WRITTEN TASK A:
Does each of these statements agree with the mailing-list thread about module relocations? Answer yes or no for each, quoting the words that decide it.
(i) The module mentioned has 36K relocation entries.
(ii) Only the 32-bit code of the patches is tested.
(iii) The patch summary reports 33 deletions across 2 files.

TEXT TO READ:
-------

Hello Nathan,

Would it be possible to do the sort "in place" (without the extra
buffer)? I mean would that upset any other part of the kernel?


Thanks,
Emil.


> -----Original Message-----
> From: Nathan Lynch [mailto:[EMAIL PROTECTED] 
> Sent: Monday, November 05, 2007 8:34 PM
> To: Medve Emilian
> Cc: linuxppc-dev@ozlabs.org
> Subject: [RFC/PATCH] reduce load time for modules with lots of relocs
> 
> Nathan Lynch wrote:
> > Medve Emilian-EMMEDVE1 wrote:
> > > 
> > > I have module with 36K relocation entries (I know, I 
> know, how could
> > > that be...) and the count_relocs() function takes ~17 
> seconds to crunch
> > > through the relocation table from the .rela.text section. 
> I don't think
> > > I can reduce the number of entries in the relocation 
> table (can I?) so
> > > I'm thinking at improving the performance of 
> count_relocs() (currently
> > > O(n^2)). Does anybody have a simpler idea? Does anyone have any
> > > constructive suggestion on how to improve the situation?
> > 
> > This seems to come up every few months.  There was a patch submitted
> > here:
> > 
> > http://ozlabs.org/pipermail/linuxppc-dev/2007-June/037641.html
> 
> I think this comes up often enough for us to fix it (IIRC unionfs
> people complained about it long ago too), and it's kind of lame to
> spend 17 seconds in the kernel without scheduling.  So I dug up some
> old patches that should reduce the complexity to O(n logn), using the
> sort() function, which IMO is preferable to doing our own hash thing
> as that patch from June does.  Only the 64-bit code is tested.  Does
> this help your situation?
> 
>  arch/powerpc/kernel/module_32.c |   85 
> +++++++++++++++++++++++++++++++---------
>  arch/powerpc/kernel/module_64.c |   80 
> ++++++++++++++++++++++++++++++-------
>  2 files changed, 132 insertions(+), 33 deletions(-)

-------

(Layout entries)
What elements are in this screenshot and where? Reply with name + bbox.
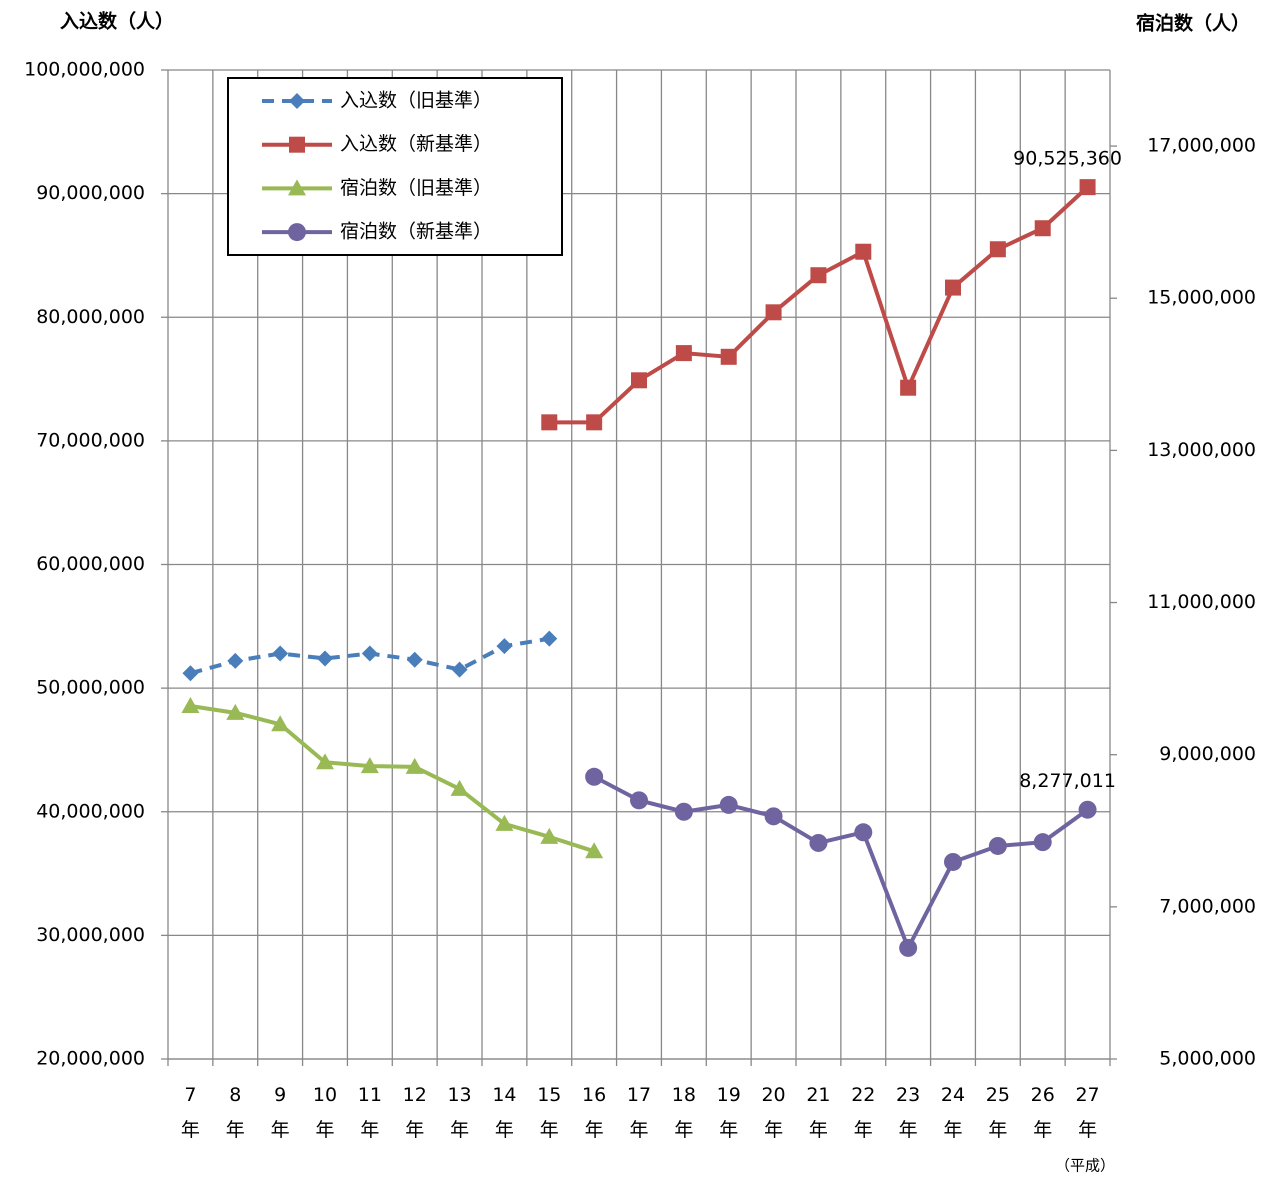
marker — [272, 645, 289, 662]
y-tick-label: 70,000,000 — [36, 429, 145, 451]
marker — [675, 345, 692, 362]
marker — [289, 93, 305, 109]
legend-label: 宿泊数（新基準） — [340, 221, 492, 243]
x-tick-label: 27 年 — [1075, 1084, 1099, 1141]
marker — [720, 348, 737, 365]
marker — [496, 638, 513, 655]
y-tick-label: 100,000,000 — [24, 59, 145, 81]
marker — [405, 757, 424, 774]
marker — [361, 645, 378, 662]
marker — [317, 650, 333, 667]
legend-label: 宿泊数（旧基準） — [340, 177, 492, 199]
x-tick-label: 18 年 — [672, 1084, 696, 1141]
x-tick-label: 25 年 — [986, 1084, 1010, 1141]
marker — [585, 842, 604, 859]
x-tick-label: 11 年 — [358, 1084, 382, 1141]
marker — [227, 652, 244, 669]
marker — [765, 304, 782, 321]
marker — [585, 767, 604, 786]
marker — [989, 241, 1006, 258]
x-tick-label: 23 年 — [896, 1084, 920, 1141]
marker — [360, 757, 379, 774]
x-tick-label: 10 年 — [313, 1084, 337, 1141]
marker — [288, 179, 306, 196]
marker — [288, 223, 306, 242]
y-tick-label: 90,000,000 — [36, 182, 145, 204]
legend-label: 入込数（旧基準） — [340, 90, 492, 112]
marker — [271, 715, 290, 732]
x-tick-label: 17 年 — [627, 1084, 651, 1141]
marker — [809, 833, 828, 852]
marker — [855, 243, 872, 260]
legend-label: 入込数（新基準） — [340, 133, 492, 155]
marker — [764, 807, 783, 826]
marker — [586, 414, 603, 431]
marker — [289, 136, 305, 153]
series-line — [190, 704, 595, 854]
x-tick-label: 16 年 — [582, 1084, 606, 1141]
x-tick-label: 14 年 — [492, 1084, 516, 1141]
x-axis-title: （平成） — [1055, 1157, 1115, 1175]
data-label: 8,277,011 — [1019, 770, 1116, 792]
x-tick-label: 21 年 — [806, 1084, 830, 1141]
y-axis-title: 入込数（人） — [60, 10, 174, 33]
y-tick-label: 60,000,000 — [36, 553, 145, 575]
x-tick-label: 15 年 — [537, 1084, 561, 1141]
marker — [450, 779, 469, 796]
marker — [541, 414, 558, 431]
y2-tick-label: 7,000,000 — [1159, 895, 1256, 917]
marker — [1033, 833, 1052, 852]
marker — [451, 661, 468, 678]
marker — [719, 795, 738, 814]
marker — [988, 836, 1007, 855]
marker — [1034, 220, 1051, 237]
y2-tick-label: 9,000,000 — [1159, 743, 1256, 765]
legend-box — [227, 77, 563, 256]
x-tick-label: 26 年 — [1031, 1084, 1055, 1141]
series-line — [549, 185, 1089, 425]
marker — [316, 753, 334, 770]
marker — [899, 938, 918, 957]
marker — [541, 630, 558, 647]
marker — [900, 379, 917, 396]
y-tick-label: 50,000,000 — [36, 677, 145, 699]
marker — [945, 279, 961, 296]
y-tick-label: 40,000,000 — [36, 800, 145, 822]
data-label: 90,525,360 — [1013, 148, 1122, 170]
y2-tick-label: 15,000,000 — [1147, 287, 1256, 309]
y2-tick-label: 5,000,000 — [1159, 1048, 1256, 1070]
marker — [495, 814, 514, 831]
marker — [182, 665, 199, 682]
y-tick-label: 30,000,000 — [36, 924, 145, 946]
marker — [181, 697, 200, 714]
y2-tick-label: 17,000,000 — [1147, 135, 1256, 157]
y2-tick-label: 13,000,000 — [1147, 439, 1256, 461]
marker — [674, 802, 693, 821]
marker — [226, 703, 245, 720]
marker — [631, 372, 647, 389]
x-tick-label: 24 年 — [941, 1084, 965, 1141]
x-tick-label: 13 年 — [447, 1084, 471, 1141]
x-tick-label: 20 年 — [761, 1084, 785, 1141]
y-tick-label: 80,000,000 — [36, 306, 145, 328]
marker — [630, 791, 648, 810]
marker — [944, 852, 962, 871]
marker — [854, 823, 873, 842]
marker — [1079, 179, 1096, 196]
x-tick-label: 19 年 — [717, 1084, 741, 1141]
x-tick-label: 12 年 — [403, 1084, 427, 1141]
marker — [1078, 800, 1097, 819]
y2-axis-title: 宿泊数（人） — [1136, 12, 1250, 35]
marker — [810, 267, 827, 284]
marker — [406, 651, 423, 668]
y-tick-label: 20,000,000 — [36, 1048, 145, 1070]
y2-tick-label: 11,000,000 — [1147, 591, 1256, 613]
x-tick-label: 22 年 — [851, 1084, 875, 1141]
marker — [540, 827, 559, 844]
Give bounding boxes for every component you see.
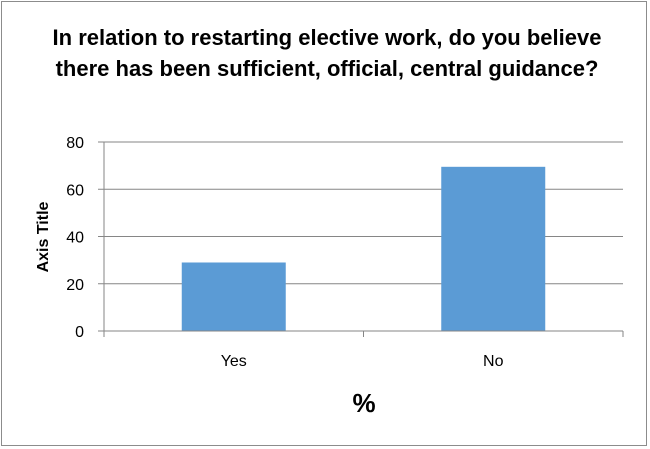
y-tick-label: 0 <box>75 324 84 341</box>
y-tick-label: 40 <box>66 230 84 247</box>
y-axis-title: Axis Title <box>35 201 52 272</box>
x-tick-label: Yes <box>221 353 247 370</box>
y-tick-label: 60 <box>66 182 84 199</box>
axes <box>98 141 624 337</box>
x-tick-label: No <box>483 353 504 370</box>
y-tick-label: 20 <box>66 277 84 294</box>
x-axis-title: % <box>352 388 375 418</box>
bars <box>181 166 546 331</box>
chart-title: In relation to restarting elective work,… <box>52 25 602 81</box>
y-tick-label: 80 <box>66 135 84 152</box>
bar-no <box>441 166 546 331</box>
y-tick-labels: 0 20 40 60 80 <box>66 135 84 341</box>
bar-yes <box>181 262 286 331</box>
x-tick-labels: Yes No <box>221 353 504 370</box>
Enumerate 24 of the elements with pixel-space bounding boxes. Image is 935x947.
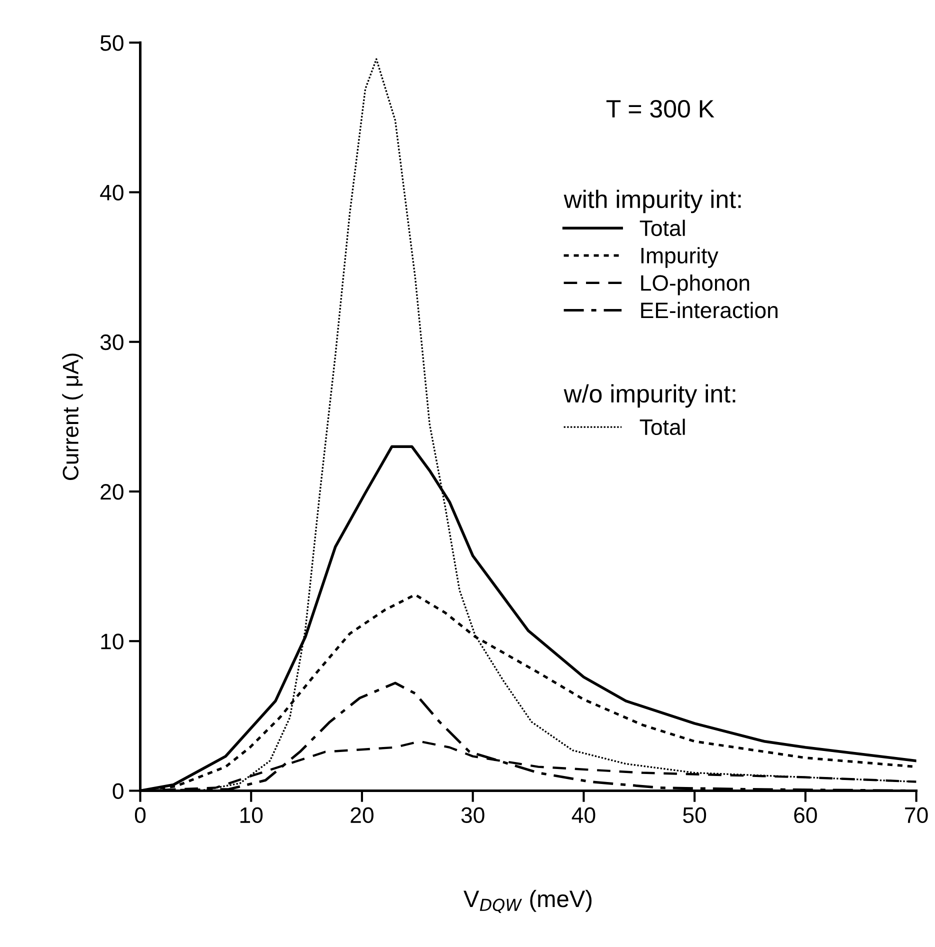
y-tick-label: 30 [100, 334, 124, 350]
y-axis-title: Current ( μA) [62, 354, 83, 480]
x-tick-label: 30 [461, 807, 484, 824]
x-tick-label: 70 [905, 807, 928, 824]
x-tick-label: 0 [134, 807, 146, 824]
y-tick-label: 10 [101, 634, 124, 650]
y-tick-label: 40 [100, 184, 124, 201]
annotation: T = 300 K [606, 100, 714, 118]
x-tick-label: 50 [683, 807, 706, 824]
y-tick-label: 20 [100, 484, 124, 500]
legend-label: Total [640, 418, 685, 436]
x-tick-label: 40 [572, 807, 596, 824]
x-tick-label: 10 [240, 807, 263, 824]
legend-label: Total [640, 220, 685, 236]
legend-title: with impurity int: [564, 190, 741, 214]
x-tick-label: 20 [350, 807, 374, 824]
x-axis-title: V$_{DQW}$ (meV) [464, 890, 592, 914]
legend-label: Impurity [641, 247, 718, 268]
y-tick-label: 0 [112, 783, 124, 800]
x-tick-label: 60 [794, 807, 817, 824]
legend-label: EE-interaction [641, 302, 778, 318]
y-tick-label: 50 [100, 35, 124, 51]
annotation: w/o impurity int: [564, 384, 736, 408]
legend-label: LO-phonon [641, 274, 750, 296]
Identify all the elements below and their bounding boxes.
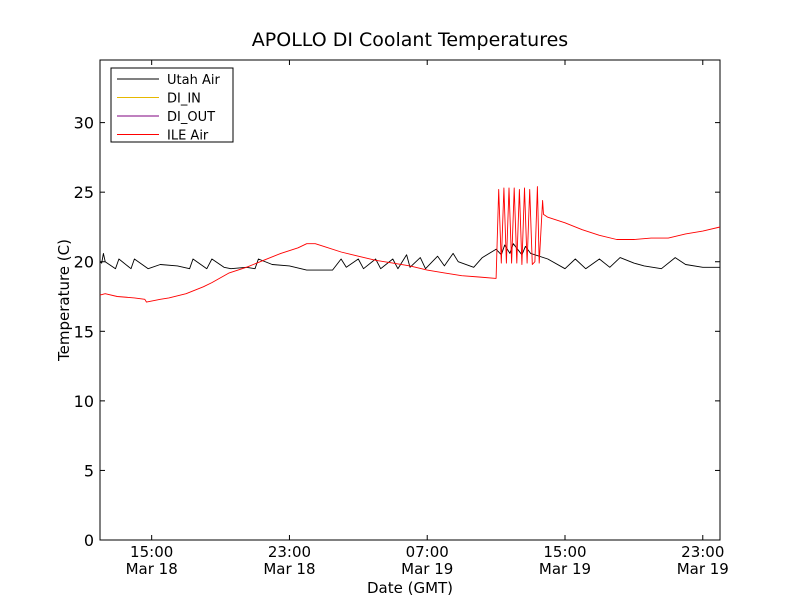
legend-label-3: ILE Air	[167, 129, 209, 144]
chart-title: APOLLO DI Coolant Temperatures	[252, 29, 568, 51]
y-tick-label-0: 0	[84, 531, 94, 550]
x-tick-time-1: 23:00	[268, 543, 311, 561]
x-tick-date-3: Mar 19	[539, 560, 591, 578]
y-axis-ticks: 0 5 10 15 20 25 30	[74, 114, 720, 550]
x-tick-date-2: Mar 19	[401, 560, 453, 578]
y-tick-label-3: 15	[74, 322, 94, 341]
x-tick-time-3: 15:00	[543, 543, 586, 561]
series-line-0	[99, 243, 720, 271]
legend-label-2: DI_OUT	[167, 110, 215, 125]
x-tick-time-0: 15:00	[130, 543, 173, 561]
x-tick-time-2: 07:00	[406, 543, 449, 561]
y-tick-label-6: 30	[74, 114, 94, 133]
x-tick-date-1: Mar 18	[263, 560, 315, 578]
series-line-3	[99, 186, 721, 303]
y-axis-label: Temperature (C)	[55, 239, 73, 362]
series-layer	[99, 186, 721, 303]
x-tick-date-0: Mar 18	[126, 560, 178, 578]
legend-label-1: DI_IN	[167, 92, 201, 107]
legend-label-0: Utah Air	[167, 73, 220, 88]
y-tick-label-5: 25	[74, 183, 94, 202]
y-tick-label-1: 5	[84, 461, 94, 480]
y-tick-label-2: 10	[74, 392, 94, 411]
legend: Utah Air DI_IN DI_OUT ILE Air	[110, 67, 234, 144]
legend-frame	[110, 67, 234, 143]
x-tick-date-4: Mar 19	[677, 560, 729, 578]
x-tick-time-4: 23:00	[681, 543, 724, 561]
y-tick-label-4: 20	[74, 253, 94, 272]
x-axis-label: Date (GMT)	[367, 579, 453, 597]
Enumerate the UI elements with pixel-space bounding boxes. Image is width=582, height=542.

-------

WRITTEN TASK B:
In the layout entries, substitute "x-axis-tick" for "x-tick-label" in the lines between the one holding "y-tick-label: 30 [100, 334, 124, 350]" and the one holding "Identify all the", inclusive, leaving everything else unchanged. Give back only those lines.

CORRECT RESPONSE A:
(i) Yes: "I have module with 36K relocation entries"
(ii) No: "Only the 64-bit code is tested."
(iii) Yes: "2 files changed, 132 insertions(+), 33 deletions(-)"

CORRECT RESPONSE B:
y-tick-label: 30 [100, 334, 124, 350]
y-axis-title: Current ( μA) [62, 354, 83, 480]
x-axis-tick: 30 [461, 807, 484, 824]
x-axis-tick: 70 [905, 807, 928, 824]
x-axis-tick: 0 [134, 807, 146, 824]
y-tick-label: 10 [101, 634, 124, 650]
y-tick-label: 40 [100, 184, 124, 201]
annotation: T = 300 K [606, 100, 714, 118]
x-axis-tick: 50 [683, 807, 706, 824]
y-tick-label: 20 [100, 484, 124, 500]
legend-label: Total [640, 418, 685, 436]
x-axis-tick: 40 [572, 807, 596, 824]
x-axis-tick: 10 [240, 807, 263, 824]
legend-label: Total [640, 220, 685, 236]
legend-title: with impurity int: [564, 190, 741, 214]
x-axis-tick: 20 [350, 807, 374, 824]
x-axis-title: V$_{DQW}$ (meV) [464, 890, 592, 914]
legend-label: Impurity [641, 247, 718, 268]
y-tick-label: 0 [112, 783, 124, 800]
x-axis-tick: 60 [794, 807, 817, 824]
legend-label: EE-interaction [641, 302, 778, 318]
y-tick-label: 50 [100, 35, 124, 51]
annotation: w/o impurity int: [564, 384, 736, 408]
legend-label: LO-phonon [641, 274, 750, 296]
Identify all the elements below and their bounding boxes.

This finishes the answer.